*JOB:* Repeat every entry word for word, but leave the images out of your copy.

*ROWS:*
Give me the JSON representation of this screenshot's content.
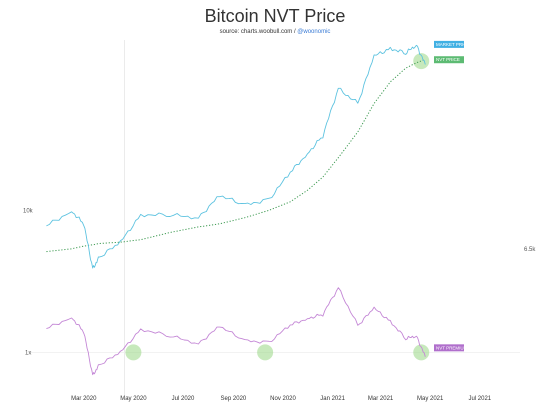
{
  "title": "Bitcoin NVT Price",
  "source": {
    "prefix": "source: charts.woobull.com /",
    "handle": "@woonomic"
  },
  "colors": {
    "market_price": "#5ec3e0",
    "nvt_price": "#3e9a52",
    "nvt_premium": "#c487d6",
    "market_tag": "#41b0e3",
    "nvt_tag": "#5dbb73",
    "premium_tag": "#b06fcc",
    "highlight": "#8fd47a",
    "grid": "#e6e6e6"
  },
  "chart_data": [
    {
      "type": "line",
      "title": "Bitcoin NVT Price",
      "scale": "log",
      "x": [
        "2020-01-15",
        "2020-02-15",
        "2020-03-01",
        "2020-03-12",
        "2020-03-20",
        "2020-04-15",
        "2020-05-10",
        "2020-06-15",
        "2020-07-20",
        "2020-08-15",
        "2020-09-15",
        "2020-10-15",
        "2020-11-10",
        "2020-12-01",
        "2020-12-20",
        "2021-01-08",
        "2021-02-01",
        "2021-02-21",
        "2021-03-13",
        "2021-04-01",
        "2021-04-14",
        "2021-04-25"
      ],
      "series": [
        {
          "name": "MARKET PRICE",
          "values": [
            8400,
            9900,
            8600,
            5200,
            5900,
            7000,
            9500,
            9500,
            9200,
            11800,
            10600,
            11300,
            15300,
            18800,
            23000,
            39000,
            33000,
            56000,
            61000,
            58000,
            63500,
            51000
          ]
        },
        {
          "name": "NVT PRICE",
          "values": [
            6300,
            6500,
            6700,
            6800,
            6900,
            7000,
            7200,
            7800,
            8300,
            8600,
            9200,
            10000,
            11000,
            12500,
            14500,
            18000,
            24000,
            33000,
            42000,
            49000,
            52000,
            54000
          ]
        }
      ],
      "y_tick_labels": [
        "10k",
        "6.5k"
      ],
      "x_tick_labels": [
        "Mar 2020",
        "May 2020",
        "Jul 2020",
        "Sep 2020",
        "Nov 2020",
        "Jan 2021",
        "Mar 2021",
        "May 2021",
        "Jul 2021"
      ],
      "legend": "right-side tags"
    },
    {
      "type": "line",
      "series": [
        {
          "name": "NVT PREMIUM",
          "values": [
            1.33,
            1.52,
            1.28,
            0.76,
            0.86,
            1.0,
            1.32,
            1.22,
            1.11,
            1.37,
            1.15,
            1.13,
            1.39,
            1.5,
            1.58,
            2.17,
            1.38,
            1.7,
            1.45,
            1.18,
            1.22,
            0.95
          ]
        }
      ],
      "y_tick_labels": [
        "1x"
      ]
    }
  ],
  "annotations": {
    "tags": [
      "MARKET PRICE",
      "NVT PRICE",
      "NVT PREMIUM"
    ]
  }
}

*COMPLETE OUTPUT:*
Give me the JSON representation of this screenshot's content.
{
  "title": "Bitcoin NVT Price",
  "source": {
    "prefix": "source: charts.woobull.com /",
    "handle": "@woonomic"
  },
  "colors": {
    "market_price": "#5ec3e0",
    "nvt_price": "#3e9a52",
    "nvt_premium": "#c487d6",
    "market_tag": "#41b0e3",
    "nvt_tag": "#5dbb73",
    "premium_tag": "#b06fcc",
    "highlight": "#8fd47a",
    "grid": "#e6e6e6"
  },
  "chart_data": [
    {
      "type": "line",
      "title": "Bitcoin NVT Price",
      "scale": "log",
      "x": [
        "2020-01-15",
        "2020-02-15",
        "2020-03-01",
        "2020-03-12",
        "2020-03-20",
        "2020-04-15",
        "2020-05-10",
        "2020-06-15",
        "2020-07-20",
        "2020-08-15",
        "2020-09-15",
        "2020-10-15",
        "2020-11-10",
        "2020-12-01",
        "2020-12-20",
        "2021-01-08",
        "2021-02-01",
        "2021-02-21",
        "2021-03-13",
        "2021-04-01",
        "2021-04-14",
        "2021-04-25"
      ],
      "series": [
        {
          "name": "MARKET PRICE",
          "values": [
            8400,
            9900,
            8600,
            5200,
            5900,
            7000,
            9500,
            9500,
            9200,
            11800,
            10600,
            11300,
            15300,
            18800,
            23000,
            39000,
            33000,
            56000,
            61000,
            58000,
            63500,
            51000
          ]
        },
        {
          "name": "NVT PRICE",
          "values": [
            6300,
            6500,
            6700,
            6800,
            6900,
            7000,
            7200,
            7800,
            8300,
            8600,
            9200,
            10000,
            11000,
            12500,
            14500,
            18000,
            24000,
            33000,
            42000,
            49000,
            52000,
            54000
          ]
        }
      ],
      "y_tick_labels": [
        "10k",
        "6.5k"
      ],
      "x_tick_labels": [
        "Mar 2020",
        "May 2020",
        "Jul 2020",
        "Sep 2020",
        "Nov 2020",
        "Jan 2021",
        "Mar 2021",
        "May 2021",
        "Jul 2021"
      ],
      "legend": "right-side tags"
    },
    {
      "type": "line",
      "series": [
        {
          "name": "NVT PREMIUM",
          "values": [
            1.33,
            1.52,
            1.28,
            0.76,
            0.86,
            1.0,
            1.32,
            1.22,
            1.11,
            1.37,
            1.15,
            1.13,
            1.39,
            1.5,
            1.58,
            2.17,
            1.38,
            1.7,
            1.45,
            1.18,
            1.22,
            0.95
          ]
        }
      ],
      "y_tick_labels": [
        "1x"
      ]
    }
  ],
  "annotations": {
    "tags": [
      "MARKET PRICE",
      "NVT PRICE",
      "NVT PREMIUM"
    ]
  }
}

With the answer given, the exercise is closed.